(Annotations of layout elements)
---*---
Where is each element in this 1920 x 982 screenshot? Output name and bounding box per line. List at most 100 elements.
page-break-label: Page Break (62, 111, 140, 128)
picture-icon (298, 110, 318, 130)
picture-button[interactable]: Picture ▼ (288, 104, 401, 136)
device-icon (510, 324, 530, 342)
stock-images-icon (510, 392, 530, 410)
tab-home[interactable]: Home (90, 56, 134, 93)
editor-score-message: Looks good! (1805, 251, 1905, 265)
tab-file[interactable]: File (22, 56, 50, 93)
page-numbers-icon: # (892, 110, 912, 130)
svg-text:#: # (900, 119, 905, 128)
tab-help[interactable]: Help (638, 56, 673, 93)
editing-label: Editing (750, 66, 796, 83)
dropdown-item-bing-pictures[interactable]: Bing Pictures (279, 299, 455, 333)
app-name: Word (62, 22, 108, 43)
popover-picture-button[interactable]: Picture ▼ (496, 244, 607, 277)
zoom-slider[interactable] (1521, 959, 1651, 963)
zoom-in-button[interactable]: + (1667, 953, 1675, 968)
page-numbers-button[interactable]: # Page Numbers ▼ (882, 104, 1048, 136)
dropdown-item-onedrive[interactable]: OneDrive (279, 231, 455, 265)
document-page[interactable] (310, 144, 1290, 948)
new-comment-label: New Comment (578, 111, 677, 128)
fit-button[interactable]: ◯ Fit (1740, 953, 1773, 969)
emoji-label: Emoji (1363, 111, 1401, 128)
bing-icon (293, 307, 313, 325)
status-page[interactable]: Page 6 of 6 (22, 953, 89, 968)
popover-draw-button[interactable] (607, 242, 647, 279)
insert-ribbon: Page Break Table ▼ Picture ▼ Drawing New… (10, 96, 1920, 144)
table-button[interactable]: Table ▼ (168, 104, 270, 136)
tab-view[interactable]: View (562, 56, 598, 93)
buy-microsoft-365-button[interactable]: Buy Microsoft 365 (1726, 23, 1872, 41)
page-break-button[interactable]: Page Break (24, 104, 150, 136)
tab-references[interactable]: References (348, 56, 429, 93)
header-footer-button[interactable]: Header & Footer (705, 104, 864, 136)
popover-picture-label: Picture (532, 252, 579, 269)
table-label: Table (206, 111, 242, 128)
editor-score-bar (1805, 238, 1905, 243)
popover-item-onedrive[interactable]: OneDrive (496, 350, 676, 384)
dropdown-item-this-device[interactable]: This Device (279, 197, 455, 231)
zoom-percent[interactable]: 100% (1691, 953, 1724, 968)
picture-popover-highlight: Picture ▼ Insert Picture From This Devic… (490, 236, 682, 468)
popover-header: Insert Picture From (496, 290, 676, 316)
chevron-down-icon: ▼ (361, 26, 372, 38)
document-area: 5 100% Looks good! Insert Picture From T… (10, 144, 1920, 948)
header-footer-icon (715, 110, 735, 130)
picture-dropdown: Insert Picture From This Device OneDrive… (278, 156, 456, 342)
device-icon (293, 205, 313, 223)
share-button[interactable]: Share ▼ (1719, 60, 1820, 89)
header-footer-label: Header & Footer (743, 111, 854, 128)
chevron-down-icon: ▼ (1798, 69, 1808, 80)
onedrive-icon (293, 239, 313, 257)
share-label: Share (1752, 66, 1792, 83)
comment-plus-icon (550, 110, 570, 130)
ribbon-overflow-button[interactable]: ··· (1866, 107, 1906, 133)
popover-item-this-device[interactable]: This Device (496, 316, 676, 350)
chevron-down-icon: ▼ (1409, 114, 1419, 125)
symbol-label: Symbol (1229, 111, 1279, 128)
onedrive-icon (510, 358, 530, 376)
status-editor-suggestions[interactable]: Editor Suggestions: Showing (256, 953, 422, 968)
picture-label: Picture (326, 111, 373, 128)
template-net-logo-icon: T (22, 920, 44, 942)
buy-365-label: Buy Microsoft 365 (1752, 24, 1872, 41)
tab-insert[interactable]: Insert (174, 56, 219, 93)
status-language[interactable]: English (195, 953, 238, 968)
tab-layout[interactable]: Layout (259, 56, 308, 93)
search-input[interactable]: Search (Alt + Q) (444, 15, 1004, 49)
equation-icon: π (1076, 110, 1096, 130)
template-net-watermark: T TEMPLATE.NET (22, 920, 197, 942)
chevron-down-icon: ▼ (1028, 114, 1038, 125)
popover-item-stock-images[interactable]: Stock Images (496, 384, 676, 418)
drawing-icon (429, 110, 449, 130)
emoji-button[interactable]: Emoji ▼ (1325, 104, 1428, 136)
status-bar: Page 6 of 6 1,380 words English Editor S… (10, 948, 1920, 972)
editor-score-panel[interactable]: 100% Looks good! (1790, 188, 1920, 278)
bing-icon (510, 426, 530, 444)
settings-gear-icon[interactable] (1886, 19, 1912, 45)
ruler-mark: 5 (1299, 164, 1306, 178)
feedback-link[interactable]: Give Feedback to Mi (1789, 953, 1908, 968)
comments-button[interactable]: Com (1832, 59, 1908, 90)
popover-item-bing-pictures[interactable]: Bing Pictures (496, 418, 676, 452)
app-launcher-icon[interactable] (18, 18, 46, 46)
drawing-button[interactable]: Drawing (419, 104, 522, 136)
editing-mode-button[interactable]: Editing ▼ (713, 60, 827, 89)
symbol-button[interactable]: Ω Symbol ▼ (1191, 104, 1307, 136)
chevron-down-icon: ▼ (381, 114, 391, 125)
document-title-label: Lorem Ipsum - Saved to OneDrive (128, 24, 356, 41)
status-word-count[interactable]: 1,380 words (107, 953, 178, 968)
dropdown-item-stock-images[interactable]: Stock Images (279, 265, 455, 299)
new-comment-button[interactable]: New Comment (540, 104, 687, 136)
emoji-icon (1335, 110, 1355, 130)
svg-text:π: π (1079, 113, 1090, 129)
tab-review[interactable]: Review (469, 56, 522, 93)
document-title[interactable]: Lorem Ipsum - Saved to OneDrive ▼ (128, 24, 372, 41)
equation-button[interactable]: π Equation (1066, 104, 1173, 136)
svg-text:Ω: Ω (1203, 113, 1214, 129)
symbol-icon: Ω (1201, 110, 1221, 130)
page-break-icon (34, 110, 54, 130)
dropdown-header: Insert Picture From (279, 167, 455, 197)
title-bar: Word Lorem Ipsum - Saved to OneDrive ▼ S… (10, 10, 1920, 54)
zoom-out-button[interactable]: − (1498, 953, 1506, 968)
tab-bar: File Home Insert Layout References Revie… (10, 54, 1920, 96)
---*---
> Work to be completed:
Copy the items word for word, starting at the first line and ending at the line that contains "zoom-slider[interactable] (1521, 959, 1651, 963)".

> Output of the task:
Where is each element in this 1920 x 982 screenshot? Output name and bounding box per line. List at most 100 elements.
page-break-label: Page Break (62, 111, 140, 128)
picture-icon (298, 110, 318, 130)
picture-button[interactable]: Picture ▼ (288, 104, 401, 136)
device-icon (510, 324, 530, 342)
stock-images-icon (510, 392, 530, 410)
tab-home[interactable]: Home (90, 56, 134, 93)
editor-score-message: Looks good! (1805, 251, 1905, 265)
tab-file[interactable]: File (22, 56, 50, 93)
page-numbers-icon: # (892, 110, 912, 130)
svg-text:#: # (900, 119, 905, 128)
tab-help[interactable]: Help (638, 56, 673, 93)
editing-label: Editing (750, 66, 796, 83)
dropdown-item-bing-pictures[interactable]: Bing Pictures (279, 299, 455, 333)
app-name: Word (62, 22, 108, 43)
popover-picture-button[interactable]: Picture ▼ (496, 244, 607, 277)
zoom-slider[interactable] (1521, 959, 1651, 963)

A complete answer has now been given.